::: RECORDS SUPPLIED :::
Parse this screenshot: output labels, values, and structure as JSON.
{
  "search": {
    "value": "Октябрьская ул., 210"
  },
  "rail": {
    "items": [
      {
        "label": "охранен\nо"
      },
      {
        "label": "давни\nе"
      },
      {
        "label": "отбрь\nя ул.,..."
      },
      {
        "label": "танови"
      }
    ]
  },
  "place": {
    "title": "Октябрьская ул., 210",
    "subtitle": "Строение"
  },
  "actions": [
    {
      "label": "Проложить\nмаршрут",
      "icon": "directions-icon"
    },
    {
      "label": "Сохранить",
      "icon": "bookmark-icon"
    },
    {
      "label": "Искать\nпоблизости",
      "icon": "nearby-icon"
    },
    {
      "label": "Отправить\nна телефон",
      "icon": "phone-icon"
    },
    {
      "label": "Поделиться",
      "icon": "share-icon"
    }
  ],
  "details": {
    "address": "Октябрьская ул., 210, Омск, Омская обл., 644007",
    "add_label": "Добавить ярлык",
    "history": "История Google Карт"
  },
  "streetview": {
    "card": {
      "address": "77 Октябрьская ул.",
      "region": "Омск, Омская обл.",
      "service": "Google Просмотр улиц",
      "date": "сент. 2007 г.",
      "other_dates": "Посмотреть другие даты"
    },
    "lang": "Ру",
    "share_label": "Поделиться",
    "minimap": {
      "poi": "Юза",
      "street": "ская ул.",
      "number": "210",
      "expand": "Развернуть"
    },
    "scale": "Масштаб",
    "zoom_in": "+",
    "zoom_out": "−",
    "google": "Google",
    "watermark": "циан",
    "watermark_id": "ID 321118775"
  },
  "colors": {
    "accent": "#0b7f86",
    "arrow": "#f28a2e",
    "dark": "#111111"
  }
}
:::
WHAT IS REQUIRED:
Output the lines above verbatim and in full.

RESULT:
Parse this screenshot: output labels, values, and structure as JSON.
{
  "search": {
    "value": "Октябрьская ул., 210"
  },
  "rail": {
    "items": [
      {
        "label": "охранен\nо"
      },
      {
        "label": "давни\nе"
      },
      {
        "label": "отбрь\nя ул.,..."
      },
      {
        "label": "танови"
      }
    ]
  },
  "place": {
    "title": "Октябрьская ул., 210",
    "subtitle": "Строение"
  },
  "actions": [
    {
      "label": "Проложить\nмаршрут",
      "icon": "directions-icon"
    },
    {
      "label": "Сохранить",
      "icon": "bookmark-icon"
    },
    {
      "label": "Искать\nпоблизости",
      "icon": "nearby-icon"
    },
    {
      "label": "Отправить\nна телефон",
      "icon": "phone-icon"
    },
    {
      "label": "Поделиться",
      "icon": "share-icon"
    }
  ],
  "details": {
    "address": "Октябрьская ул., 210, Омск, Омская обл., 644007",
    "add_label": "Добавить ярлык",
    "history": "История Google Карт"
  },
  "streetview": {
    "card": {
      "address": "77 Октябрьская ул.",
      "region": "Омск, Омская обл.",
      "service": "Google Просмотр улиц",
      "date": "сент. 2007 г.",
      "other_dates": "Посмотреть другие даты"
    },
    "lang": "Ру",
    "share_label": "Поделиться",
    "minimap": {
      "poi": "Юза",
      "street": "ская ул.",
      "number": "210",
      "expand": "Развернуть"
    },
    "scale": "Масштаб",
    "zoom_in": "+",
    "zoom_out": "−",
    "google": "Google",
    "watermark": "циан",
    "watermark_id": "ID 321118775"
  },
  "colors": {
    "accent": "#0b7f86",
    "arrow": "#f28a2e",
    "dark": "#111111"
  }
}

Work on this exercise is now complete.